Problem: Please report every line from the material that contains the word "JSON".
#### Data in this exercise
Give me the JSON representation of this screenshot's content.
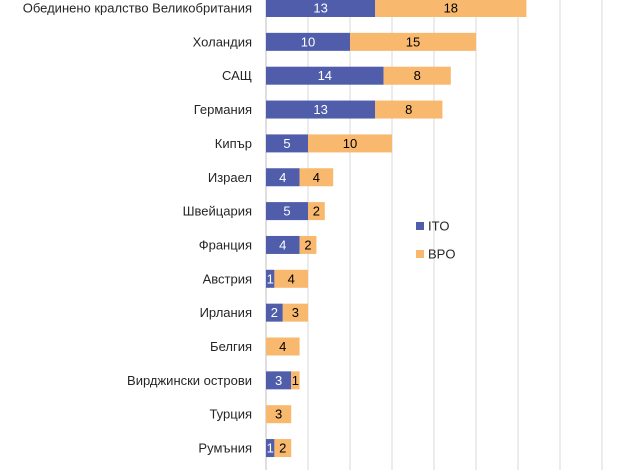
{
  "chart_data": {
    "type": "bar",
    "orientation": "horizontal",
    "stacked": true,
    "categories": [
      "Обединено кралство Великобритания",
      "Холандия",
      "САЩ",
      "Германия",
      "Кипър",
      "Израел",
      "Швейцария",
      "Франция",
      "Австрия",
      "Ирлания",
      "Белгия",
      "Вирджински острови",
      "Турция",
      "Румъния"
    ],
    "series": [
      {
        "name": "ITO",
        "color": "#4f5dab",
        "values": [
          13,
          10,
          14,
          13,
          5,
          4,
          5,
          4,
          1,
          2,
          0,
          3,
          0,
          1
        ]
      },
      {
        "name": "BPO",
        "color": "#f8b86e",
        "values": [
          18,
          15,
          8,
          8,
          10,
          4,
          2,
          2,
          4,
          3,
          4,
          1,
          3,
          2
        ]
      }
    ],
    "xlim": [
      0,
      40
    ],
    "x_grid_step": 5,
    "grid": true,
    "legend_position": "right"
  }
}
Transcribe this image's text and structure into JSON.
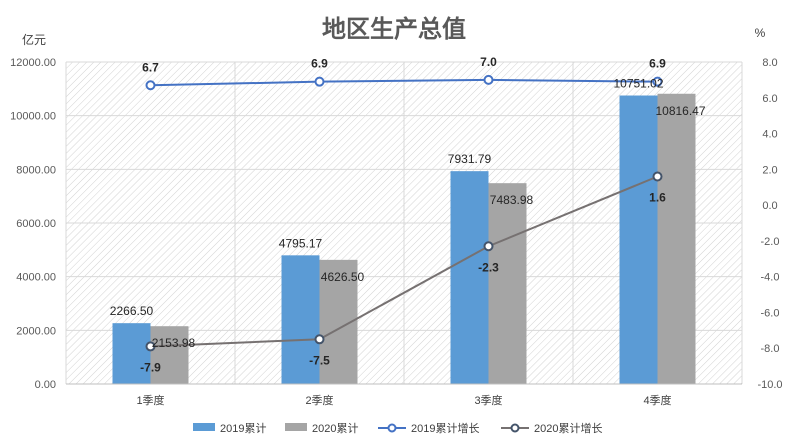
########
Exercise solution:
Give me the JSON representation of this screenshot's content.
Transcribe this image's text and structure into JSON.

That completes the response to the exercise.